Check each line of the listing, and copy it if it contains the word "incompleta".

::: Extracted information :::

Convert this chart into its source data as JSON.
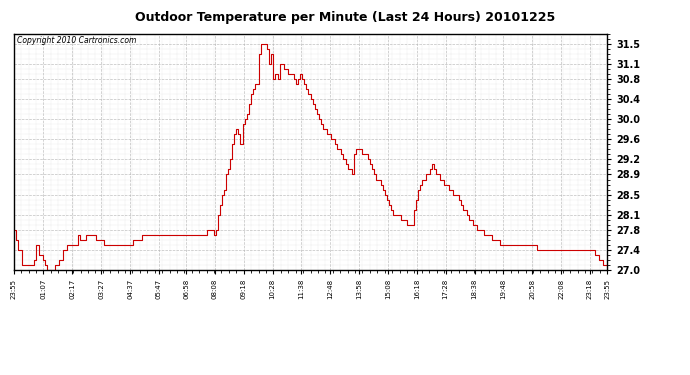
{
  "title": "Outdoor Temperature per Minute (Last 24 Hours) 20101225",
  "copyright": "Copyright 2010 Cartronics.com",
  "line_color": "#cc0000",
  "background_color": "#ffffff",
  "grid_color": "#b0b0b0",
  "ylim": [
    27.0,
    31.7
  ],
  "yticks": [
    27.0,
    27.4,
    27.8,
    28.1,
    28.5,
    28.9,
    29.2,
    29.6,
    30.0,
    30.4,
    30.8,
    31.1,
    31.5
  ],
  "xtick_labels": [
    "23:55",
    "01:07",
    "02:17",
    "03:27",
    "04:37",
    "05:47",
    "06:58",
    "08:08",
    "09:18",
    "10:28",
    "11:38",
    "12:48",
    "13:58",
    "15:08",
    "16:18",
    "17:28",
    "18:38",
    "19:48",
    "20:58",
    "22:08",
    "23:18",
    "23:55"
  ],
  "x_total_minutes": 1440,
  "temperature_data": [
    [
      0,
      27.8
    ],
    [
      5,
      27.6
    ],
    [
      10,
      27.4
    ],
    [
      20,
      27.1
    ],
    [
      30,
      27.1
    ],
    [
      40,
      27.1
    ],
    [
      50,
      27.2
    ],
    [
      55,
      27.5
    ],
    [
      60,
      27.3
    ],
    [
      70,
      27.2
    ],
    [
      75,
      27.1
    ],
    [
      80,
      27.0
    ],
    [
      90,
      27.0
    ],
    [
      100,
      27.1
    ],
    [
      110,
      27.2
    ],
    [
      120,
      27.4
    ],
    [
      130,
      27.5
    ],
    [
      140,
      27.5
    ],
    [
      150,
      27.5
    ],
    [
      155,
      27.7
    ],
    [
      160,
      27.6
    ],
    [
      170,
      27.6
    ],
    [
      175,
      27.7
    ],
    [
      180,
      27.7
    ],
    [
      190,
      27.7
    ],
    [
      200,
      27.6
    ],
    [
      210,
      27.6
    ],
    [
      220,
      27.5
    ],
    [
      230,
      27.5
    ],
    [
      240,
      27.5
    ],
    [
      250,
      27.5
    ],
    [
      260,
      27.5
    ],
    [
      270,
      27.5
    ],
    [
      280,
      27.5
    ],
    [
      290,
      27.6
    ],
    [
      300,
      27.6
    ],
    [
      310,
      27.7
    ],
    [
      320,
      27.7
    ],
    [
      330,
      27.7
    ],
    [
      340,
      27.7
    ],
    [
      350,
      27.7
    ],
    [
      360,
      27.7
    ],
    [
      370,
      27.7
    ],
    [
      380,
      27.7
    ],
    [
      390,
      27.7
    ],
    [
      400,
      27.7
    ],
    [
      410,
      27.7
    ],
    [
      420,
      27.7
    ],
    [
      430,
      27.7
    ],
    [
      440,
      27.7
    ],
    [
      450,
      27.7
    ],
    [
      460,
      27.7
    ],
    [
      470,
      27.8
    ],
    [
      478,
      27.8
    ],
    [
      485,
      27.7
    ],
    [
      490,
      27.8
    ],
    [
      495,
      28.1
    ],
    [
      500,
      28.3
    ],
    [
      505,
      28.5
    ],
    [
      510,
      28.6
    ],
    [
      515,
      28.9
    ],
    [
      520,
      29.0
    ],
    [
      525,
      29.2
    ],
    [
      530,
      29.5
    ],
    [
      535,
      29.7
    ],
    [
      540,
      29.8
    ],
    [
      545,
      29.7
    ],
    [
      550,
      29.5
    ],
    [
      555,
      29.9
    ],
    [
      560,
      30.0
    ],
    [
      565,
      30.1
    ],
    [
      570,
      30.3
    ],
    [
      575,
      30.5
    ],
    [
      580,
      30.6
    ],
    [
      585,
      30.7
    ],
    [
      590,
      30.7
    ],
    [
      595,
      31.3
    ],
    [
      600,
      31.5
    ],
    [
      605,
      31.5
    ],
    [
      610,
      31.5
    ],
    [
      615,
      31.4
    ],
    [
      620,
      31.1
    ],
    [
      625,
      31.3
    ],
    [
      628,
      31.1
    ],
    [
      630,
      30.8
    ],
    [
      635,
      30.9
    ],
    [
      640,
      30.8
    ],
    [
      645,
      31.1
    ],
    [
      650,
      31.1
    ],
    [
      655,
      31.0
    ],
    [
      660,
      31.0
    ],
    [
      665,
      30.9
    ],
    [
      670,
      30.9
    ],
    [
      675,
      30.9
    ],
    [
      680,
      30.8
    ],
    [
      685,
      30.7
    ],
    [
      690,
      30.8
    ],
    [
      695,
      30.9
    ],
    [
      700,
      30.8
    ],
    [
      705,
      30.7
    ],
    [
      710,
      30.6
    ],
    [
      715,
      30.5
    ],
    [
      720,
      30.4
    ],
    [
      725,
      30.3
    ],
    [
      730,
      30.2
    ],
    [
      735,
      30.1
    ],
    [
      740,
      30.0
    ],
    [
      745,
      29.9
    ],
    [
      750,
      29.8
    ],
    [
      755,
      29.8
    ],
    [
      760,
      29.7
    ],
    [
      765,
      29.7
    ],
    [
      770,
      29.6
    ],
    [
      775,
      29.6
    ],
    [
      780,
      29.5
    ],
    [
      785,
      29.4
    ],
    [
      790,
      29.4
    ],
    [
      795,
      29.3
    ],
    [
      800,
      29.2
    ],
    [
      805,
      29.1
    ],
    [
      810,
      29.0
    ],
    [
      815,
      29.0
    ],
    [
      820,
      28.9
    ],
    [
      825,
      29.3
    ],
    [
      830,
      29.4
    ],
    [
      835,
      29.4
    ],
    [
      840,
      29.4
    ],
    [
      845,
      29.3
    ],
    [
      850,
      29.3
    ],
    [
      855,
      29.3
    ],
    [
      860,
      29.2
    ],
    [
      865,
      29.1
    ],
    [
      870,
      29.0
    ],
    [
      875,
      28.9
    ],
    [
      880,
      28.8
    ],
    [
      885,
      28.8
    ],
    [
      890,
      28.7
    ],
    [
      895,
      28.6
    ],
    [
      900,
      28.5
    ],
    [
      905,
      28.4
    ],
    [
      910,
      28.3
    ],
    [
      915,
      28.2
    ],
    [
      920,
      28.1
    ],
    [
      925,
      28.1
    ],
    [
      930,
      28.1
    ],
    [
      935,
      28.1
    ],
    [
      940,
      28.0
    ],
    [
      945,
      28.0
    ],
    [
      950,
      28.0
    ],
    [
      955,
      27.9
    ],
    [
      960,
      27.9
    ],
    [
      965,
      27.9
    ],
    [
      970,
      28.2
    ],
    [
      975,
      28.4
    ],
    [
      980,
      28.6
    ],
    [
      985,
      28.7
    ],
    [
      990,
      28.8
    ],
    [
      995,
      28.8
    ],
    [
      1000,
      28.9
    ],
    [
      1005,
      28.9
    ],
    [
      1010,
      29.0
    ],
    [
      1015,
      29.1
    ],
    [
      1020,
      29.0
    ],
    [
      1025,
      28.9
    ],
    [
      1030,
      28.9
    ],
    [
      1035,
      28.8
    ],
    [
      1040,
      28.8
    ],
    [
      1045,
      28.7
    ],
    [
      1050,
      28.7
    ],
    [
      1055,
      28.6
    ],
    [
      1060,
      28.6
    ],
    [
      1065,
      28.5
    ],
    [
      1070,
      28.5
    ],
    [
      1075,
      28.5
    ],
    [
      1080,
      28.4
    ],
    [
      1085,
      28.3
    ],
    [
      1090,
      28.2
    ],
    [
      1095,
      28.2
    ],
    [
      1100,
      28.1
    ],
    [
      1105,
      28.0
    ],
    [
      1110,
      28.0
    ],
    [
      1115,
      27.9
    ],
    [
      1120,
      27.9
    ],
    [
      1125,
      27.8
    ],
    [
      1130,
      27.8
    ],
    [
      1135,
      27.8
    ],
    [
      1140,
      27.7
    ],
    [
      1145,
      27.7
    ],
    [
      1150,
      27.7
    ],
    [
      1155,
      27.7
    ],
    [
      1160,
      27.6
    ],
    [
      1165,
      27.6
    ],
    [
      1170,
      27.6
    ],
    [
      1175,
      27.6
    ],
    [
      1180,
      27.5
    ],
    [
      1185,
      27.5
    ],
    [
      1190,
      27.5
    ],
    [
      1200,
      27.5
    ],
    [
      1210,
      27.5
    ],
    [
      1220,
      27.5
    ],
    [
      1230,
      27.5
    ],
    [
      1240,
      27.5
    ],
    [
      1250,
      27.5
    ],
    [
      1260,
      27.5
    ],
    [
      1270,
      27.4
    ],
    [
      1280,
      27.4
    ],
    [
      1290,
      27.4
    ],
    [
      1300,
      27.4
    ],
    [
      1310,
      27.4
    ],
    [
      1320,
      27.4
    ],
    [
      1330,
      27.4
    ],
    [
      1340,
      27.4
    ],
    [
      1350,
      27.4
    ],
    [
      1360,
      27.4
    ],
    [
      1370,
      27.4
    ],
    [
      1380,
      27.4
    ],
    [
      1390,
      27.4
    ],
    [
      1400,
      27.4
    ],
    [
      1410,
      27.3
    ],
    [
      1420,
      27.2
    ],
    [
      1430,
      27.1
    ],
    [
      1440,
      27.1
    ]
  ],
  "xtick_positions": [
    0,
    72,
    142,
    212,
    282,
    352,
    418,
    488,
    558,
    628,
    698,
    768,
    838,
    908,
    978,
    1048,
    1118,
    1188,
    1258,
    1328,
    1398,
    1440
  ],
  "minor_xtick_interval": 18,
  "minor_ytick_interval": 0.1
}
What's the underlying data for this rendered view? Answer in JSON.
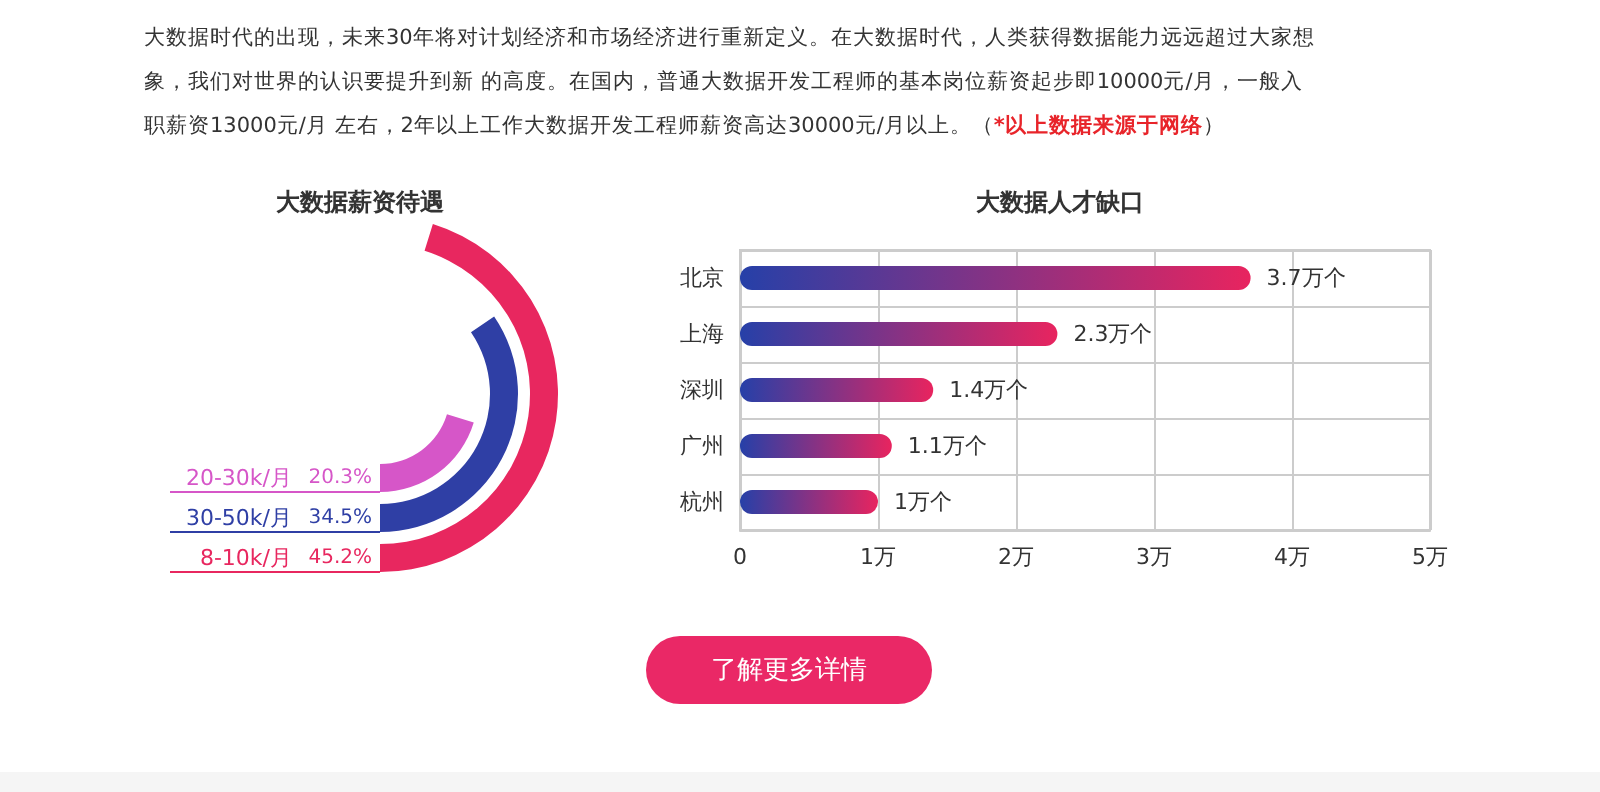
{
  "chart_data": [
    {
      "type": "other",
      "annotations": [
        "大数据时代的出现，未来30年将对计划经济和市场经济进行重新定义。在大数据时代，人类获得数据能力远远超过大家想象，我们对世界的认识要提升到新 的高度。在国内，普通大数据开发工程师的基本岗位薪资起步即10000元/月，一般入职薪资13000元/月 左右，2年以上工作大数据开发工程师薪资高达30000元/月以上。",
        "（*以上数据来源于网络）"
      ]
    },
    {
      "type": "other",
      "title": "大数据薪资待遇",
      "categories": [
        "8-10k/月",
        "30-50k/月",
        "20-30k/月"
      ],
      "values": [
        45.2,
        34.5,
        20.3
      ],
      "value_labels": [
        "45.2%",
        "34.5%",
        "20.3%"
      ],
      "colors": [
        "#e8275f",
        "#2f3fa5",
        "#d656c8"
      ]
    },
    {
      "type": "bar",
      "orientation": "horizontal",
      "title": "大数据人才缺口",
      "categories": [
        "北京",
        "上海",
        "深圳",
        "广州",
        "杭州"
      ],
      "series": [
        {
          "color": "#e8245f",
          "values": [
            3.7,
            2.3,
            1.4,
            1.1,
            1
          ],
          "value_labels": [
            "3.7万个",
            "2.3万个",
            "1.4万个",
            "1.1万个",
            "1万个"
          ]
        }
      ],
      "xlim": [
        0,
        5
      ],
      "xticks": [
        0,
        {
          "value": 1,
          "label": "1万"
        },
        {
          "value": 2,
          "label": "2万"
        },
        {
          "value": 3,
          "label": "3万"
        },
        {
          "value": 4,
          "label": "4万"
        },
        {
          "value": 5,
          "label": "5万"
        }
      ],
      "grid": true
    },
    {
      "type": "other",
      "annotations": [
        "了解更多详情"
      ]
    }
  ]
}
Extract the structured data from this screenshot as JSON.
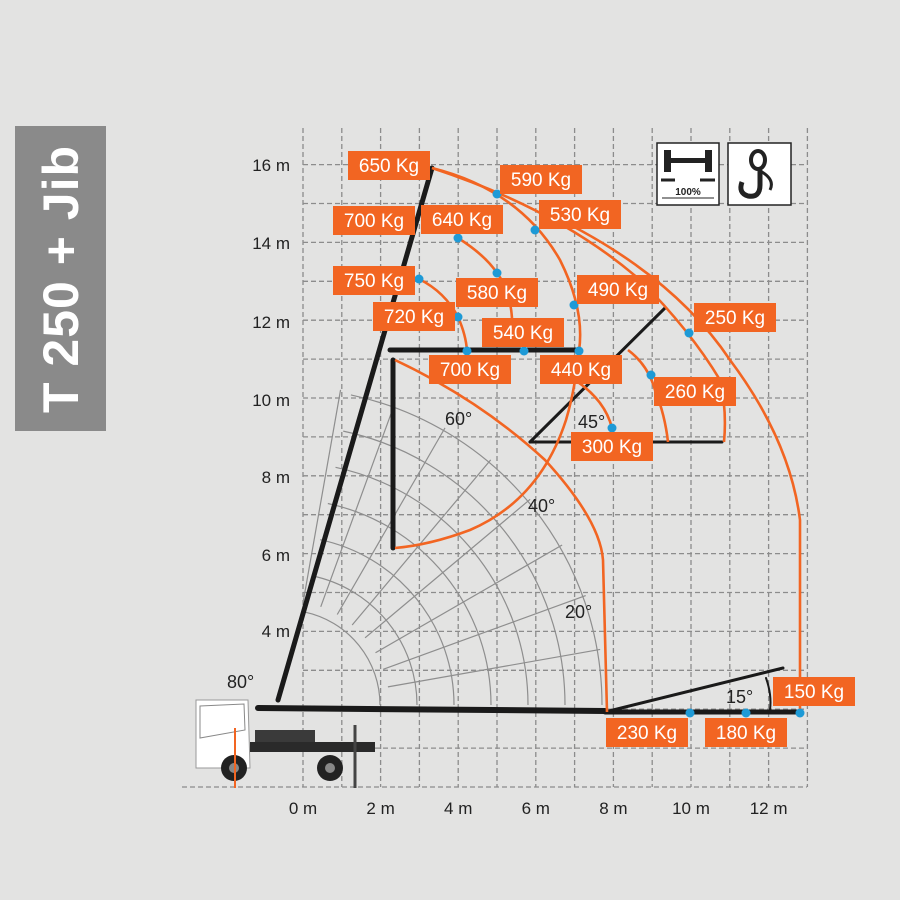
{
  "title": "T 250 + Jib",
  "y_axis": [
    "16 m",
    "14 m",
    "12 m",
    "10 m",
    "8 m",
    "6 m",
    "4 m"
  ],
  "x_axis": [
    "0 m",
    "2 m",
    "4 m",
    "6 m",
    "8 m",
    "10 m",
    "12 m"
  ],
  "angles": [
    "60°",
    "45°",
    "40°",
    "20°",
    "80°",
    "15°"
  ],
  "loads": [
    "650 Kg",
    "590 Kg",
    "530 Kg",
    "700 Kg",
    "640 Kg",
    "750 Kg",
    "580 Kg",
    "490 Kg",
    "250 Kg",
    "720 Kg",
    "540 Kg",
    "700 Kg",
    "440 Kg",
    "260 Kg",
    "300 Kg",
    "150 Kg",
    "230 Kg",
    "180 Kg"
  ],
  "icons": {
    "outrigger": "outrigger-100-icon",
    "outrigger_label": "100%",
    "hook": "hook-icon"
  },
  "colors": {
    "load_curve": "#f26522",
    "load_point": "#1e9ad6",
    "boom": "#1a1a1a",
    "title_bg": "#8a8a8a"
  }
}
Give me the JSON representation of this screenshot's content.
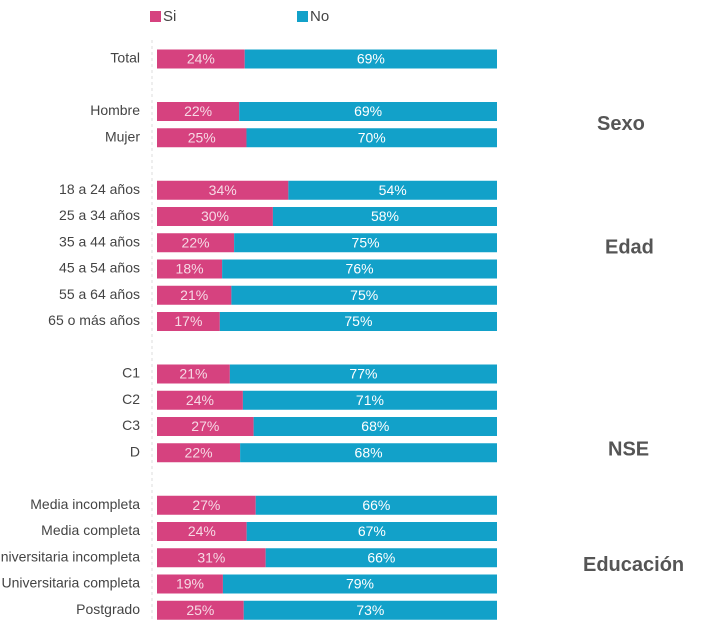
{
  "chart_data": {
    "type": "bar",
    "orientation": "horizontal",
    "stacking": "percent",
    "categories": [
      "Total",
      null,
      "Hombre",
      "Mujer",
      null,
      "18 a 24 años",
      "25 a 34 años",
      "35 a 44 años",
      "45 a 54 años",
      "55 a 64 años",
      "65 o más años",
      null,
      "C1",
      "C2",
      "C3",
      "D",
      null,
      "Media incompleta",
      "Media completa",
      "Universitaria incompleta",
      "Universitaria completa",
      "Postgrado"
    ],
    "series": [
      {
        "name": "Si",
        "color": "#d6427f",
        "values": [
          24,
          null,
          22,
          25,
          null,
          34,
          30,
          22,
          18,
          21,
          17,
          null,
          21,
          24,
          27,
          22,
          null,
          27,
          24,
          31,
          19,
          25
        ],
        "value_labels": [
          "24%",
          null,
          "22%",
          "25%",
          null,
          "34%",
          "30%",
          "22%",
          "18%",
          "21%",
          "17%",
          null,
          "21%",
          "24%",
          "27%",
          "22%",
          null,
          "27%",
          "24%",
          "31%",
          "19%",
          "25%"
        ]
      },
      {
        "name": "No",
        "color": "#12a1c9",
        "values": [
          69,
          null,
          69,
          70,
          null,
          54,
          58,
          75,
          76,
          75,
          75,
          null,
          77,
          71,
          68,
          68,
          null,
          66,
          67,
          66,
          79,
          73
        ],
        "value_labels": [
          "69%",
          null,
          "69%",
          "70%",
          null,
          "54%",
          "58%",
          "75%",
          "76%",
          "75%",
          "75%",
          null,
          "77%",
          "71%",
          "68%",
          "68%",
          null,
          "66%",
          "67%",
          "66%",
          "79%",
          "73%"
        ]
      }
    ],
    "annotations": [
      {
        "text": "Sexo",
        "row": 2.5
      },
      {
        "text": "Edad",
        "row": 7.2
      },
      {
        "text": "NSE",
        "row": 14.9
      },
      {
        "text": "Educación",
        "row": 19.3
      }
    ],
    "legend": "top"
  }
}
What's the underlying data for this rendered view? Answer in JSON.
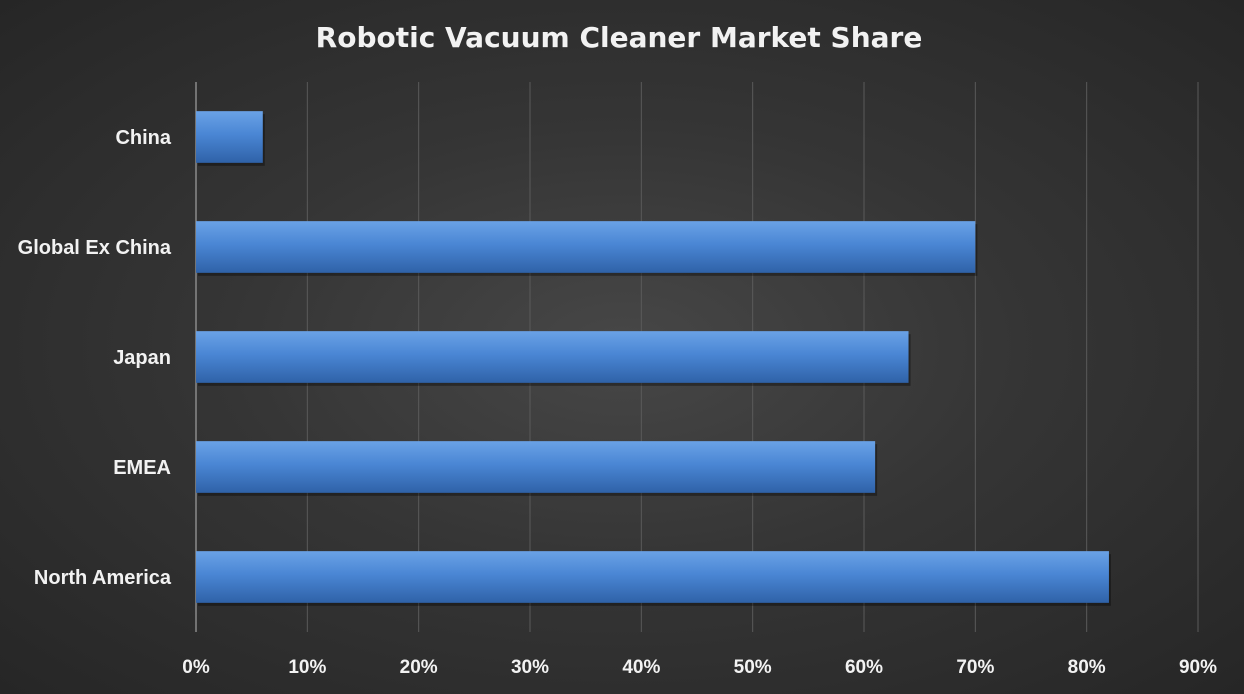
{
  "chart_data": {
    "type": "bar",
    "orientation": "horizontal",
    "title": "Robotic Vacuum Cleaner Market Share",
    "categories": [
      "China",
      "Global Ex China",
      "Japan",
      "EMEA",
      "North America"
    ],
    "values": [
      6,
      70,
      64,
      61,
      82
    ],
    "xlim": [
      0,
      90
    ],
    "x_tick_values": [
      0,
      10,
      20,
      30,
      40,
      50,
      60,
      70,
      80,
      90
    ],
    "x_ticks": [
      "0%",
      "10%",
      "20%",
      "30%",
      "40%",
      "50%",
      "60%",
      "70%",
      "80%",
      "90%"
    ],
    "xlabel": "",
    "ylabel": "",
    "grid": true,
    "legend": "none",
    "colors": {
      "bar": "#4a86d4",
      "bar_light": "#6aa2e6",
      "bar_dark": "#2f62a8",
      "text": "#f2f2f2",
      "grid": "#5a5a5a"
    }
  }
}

:::

● **Reply to the task**:
      "Media incompleta",
      "Universitaria incompleta",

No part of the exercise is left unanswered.